Layout annotation records

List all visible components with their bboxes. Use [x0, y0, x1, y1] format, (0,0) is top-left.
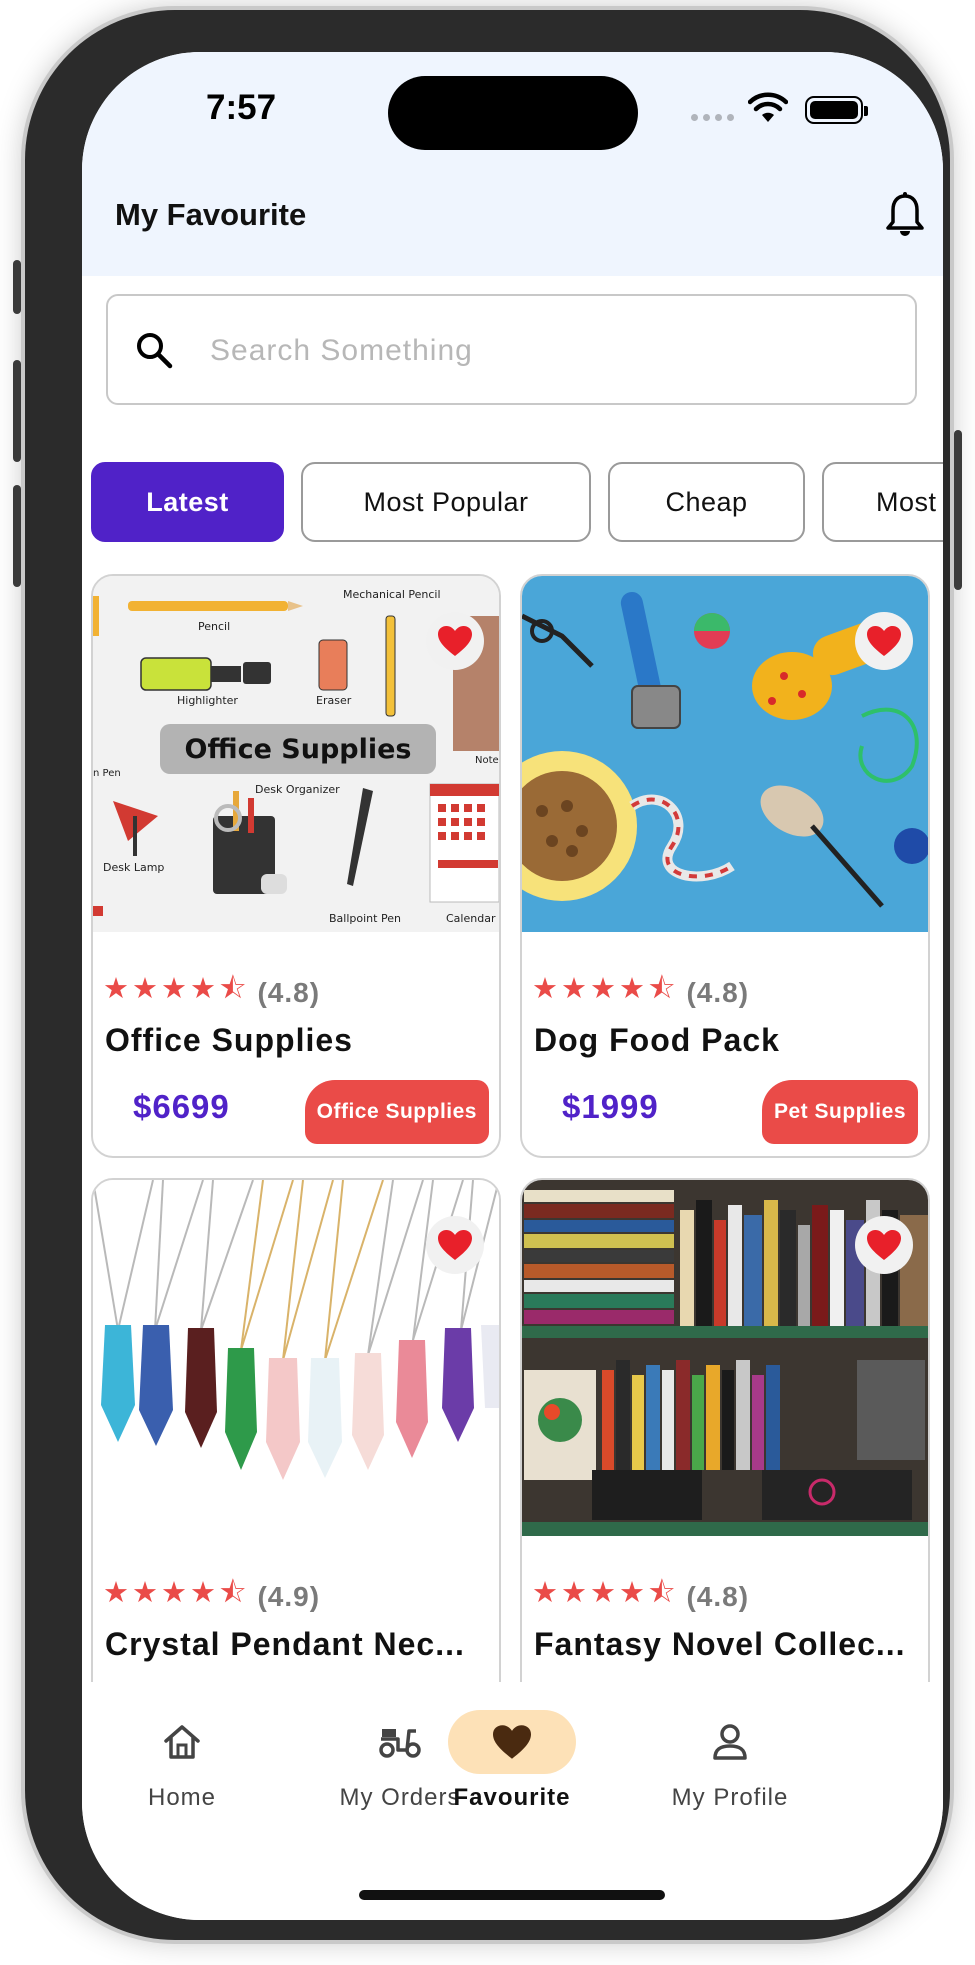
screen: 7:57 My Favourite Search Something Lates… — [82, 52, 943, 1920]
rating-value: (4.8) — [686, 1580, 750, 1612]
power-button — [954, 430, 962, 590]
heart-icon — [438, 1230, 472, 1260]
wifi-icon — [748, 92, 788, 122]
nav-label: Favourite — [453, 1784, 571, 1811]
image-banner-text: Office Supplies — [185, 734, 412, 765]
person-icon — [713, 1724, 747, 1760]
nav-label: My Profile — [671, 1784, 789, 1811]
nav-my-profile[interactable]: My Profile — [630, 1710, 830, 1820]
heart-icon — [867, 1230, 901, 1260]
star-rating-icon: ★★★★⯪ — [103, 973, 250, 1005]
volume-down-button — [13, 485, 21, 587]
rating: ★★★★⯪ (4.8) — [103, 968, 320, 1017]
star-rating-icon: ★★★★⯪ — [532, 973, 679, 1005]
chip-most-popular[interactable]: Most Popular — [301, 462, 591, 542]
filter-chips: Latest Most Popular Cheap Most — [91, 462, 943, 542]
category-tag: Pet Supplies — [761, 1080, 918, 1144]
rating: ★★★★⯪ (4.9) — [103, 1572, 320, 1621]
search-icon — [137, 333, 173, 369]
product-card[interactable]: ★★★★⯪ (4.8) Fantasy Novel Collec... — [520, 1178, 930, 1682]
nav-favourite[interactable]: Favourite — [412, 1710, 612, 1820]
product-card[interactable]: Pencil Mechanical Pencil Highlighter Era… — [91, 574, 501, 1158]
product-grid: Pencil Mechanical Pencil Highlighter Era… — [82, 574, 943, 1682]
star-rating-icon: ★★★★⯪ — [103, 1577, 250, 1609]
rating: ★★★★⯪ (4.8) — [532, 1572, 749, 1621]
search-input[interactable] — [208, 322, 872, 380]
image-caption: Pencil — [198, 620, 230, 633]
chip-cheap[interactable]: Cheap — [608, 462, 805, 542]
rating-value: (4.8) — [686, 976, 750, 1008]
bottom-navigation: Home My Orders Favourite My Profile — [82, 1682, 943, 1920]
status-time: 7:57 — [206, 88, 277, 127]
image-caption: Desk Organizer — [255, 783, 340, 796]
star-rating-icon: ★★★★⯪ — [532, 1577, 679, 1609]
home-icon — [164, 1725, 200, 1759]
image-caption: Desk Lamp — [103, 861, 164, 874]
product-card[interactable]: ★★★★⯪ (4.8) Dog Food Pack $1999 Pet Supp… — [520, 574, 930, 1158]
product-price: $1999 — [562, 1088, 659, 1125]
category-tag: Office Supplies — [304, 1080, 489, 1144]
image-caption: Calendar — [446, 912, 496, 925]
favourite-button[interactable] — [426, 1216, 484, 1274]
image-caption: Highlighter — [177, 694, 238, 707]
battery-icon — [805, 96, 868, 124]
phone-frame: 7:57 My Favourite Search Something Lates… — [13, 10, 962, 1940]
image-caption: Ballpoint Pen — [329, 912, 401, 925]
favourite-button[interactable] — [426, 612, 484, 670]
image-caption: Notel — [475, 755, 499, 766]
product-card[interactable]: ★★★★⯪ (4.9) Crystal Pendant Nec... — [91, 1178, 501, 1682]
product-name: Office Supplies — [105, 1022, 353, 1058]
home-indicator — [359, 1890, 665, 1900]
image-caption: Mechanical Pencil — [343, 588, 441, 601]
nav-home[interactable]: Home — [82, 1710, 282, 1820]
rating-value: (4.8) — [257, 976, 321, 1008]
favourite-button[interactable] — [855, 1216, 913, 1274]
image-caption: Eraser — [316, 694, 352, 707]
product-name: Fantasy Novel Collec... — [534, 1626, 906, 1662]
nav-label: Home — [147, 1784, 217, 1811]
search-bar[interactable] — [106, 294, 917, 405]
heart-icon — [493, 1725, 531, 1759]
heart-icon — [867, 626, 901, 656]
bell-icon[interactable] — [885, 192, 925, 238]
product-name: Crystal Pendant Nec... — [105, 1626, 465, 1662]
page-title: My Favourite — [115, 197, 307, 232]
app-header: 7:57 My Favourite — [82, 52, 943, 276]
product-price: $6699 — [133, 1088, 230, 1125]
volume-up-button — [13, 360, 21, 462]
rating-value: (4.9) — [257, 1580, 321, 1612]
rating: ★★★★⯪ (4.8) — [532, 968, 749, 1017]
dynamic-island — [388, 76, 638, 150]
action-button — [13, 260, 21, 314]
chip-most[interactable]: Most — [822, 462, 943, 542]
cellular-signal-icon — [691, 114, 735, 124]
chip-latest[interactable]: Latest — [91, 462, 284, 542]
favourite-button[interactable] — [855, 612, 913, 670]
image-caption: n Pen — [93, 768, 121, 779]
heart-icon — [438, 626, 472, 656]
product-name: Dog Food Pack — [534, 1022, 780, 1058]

EXERCISE: Reproduce the records from the line with "screen: 7:57 My" up to and including the line with "product-card[interactable]: Pencil Mechanical", substituting "like-icon" for each occurrence of "heart-icon" and leaving everything else unchanged.

THE REPLY:
screen: 7:57 My Favourite Search Something Lates… — [82, 52, 943, 1920]
rating-value: (4.8) — [686, 1580, 750, 1612]
power-button — [954, 430, 962, 590]
like-icon — [438, 1230, 472, 1260]
wifi-icon — [748, 92, 788, 122]
nav-label: Favourite — [453, 1784, 571, 1811]
image-banner-text: Office Supplies — [185, 734, 412, 765]
person-icon — [713, 1724, 747, 1760]
nav-label: My Profile — [671, 1784, 789, 1811]
nav-my-profile[interactable]: My Profile — [630, 1710, 830, 1820]
like-icon — [867, 1230, 901, 1260]
star-rating-icon: ★★★★⯪ — [103, 973, 250, 1005]
volume-down-button — [13, 485, 21, 587]
rating: ★★★★⯪ (4.8) — [103, 968, 320, 1017]
star-rating-icon: ★★★★⯪ — [532, 973, 679, 1005]
chip-most-popular[interactable]: Most Popular — [301, 462, 591, 542]
filter-chips: Latest Most Popular Cheap Most — [91, 462, 943, 542]
category-tag: Pet Supplies — [761, 1080, 918, 1144]
rating: ★★★★⯪ (4.9) — [103, 1572, 320, 1621]
search-icon — [137, 333, 173, 369]
product-card[interactable]: ★★★★⯪ (4.8) Fantasy Novel Collec... — [520, 1178, 930, 1682]
nav-favourite[interactable]: Favourite — [412, 1710, 612, 1820]
product-card[interactable]: Pencil Mechanical Pencil Highlighter Era… — [91, 574, 501, 1158]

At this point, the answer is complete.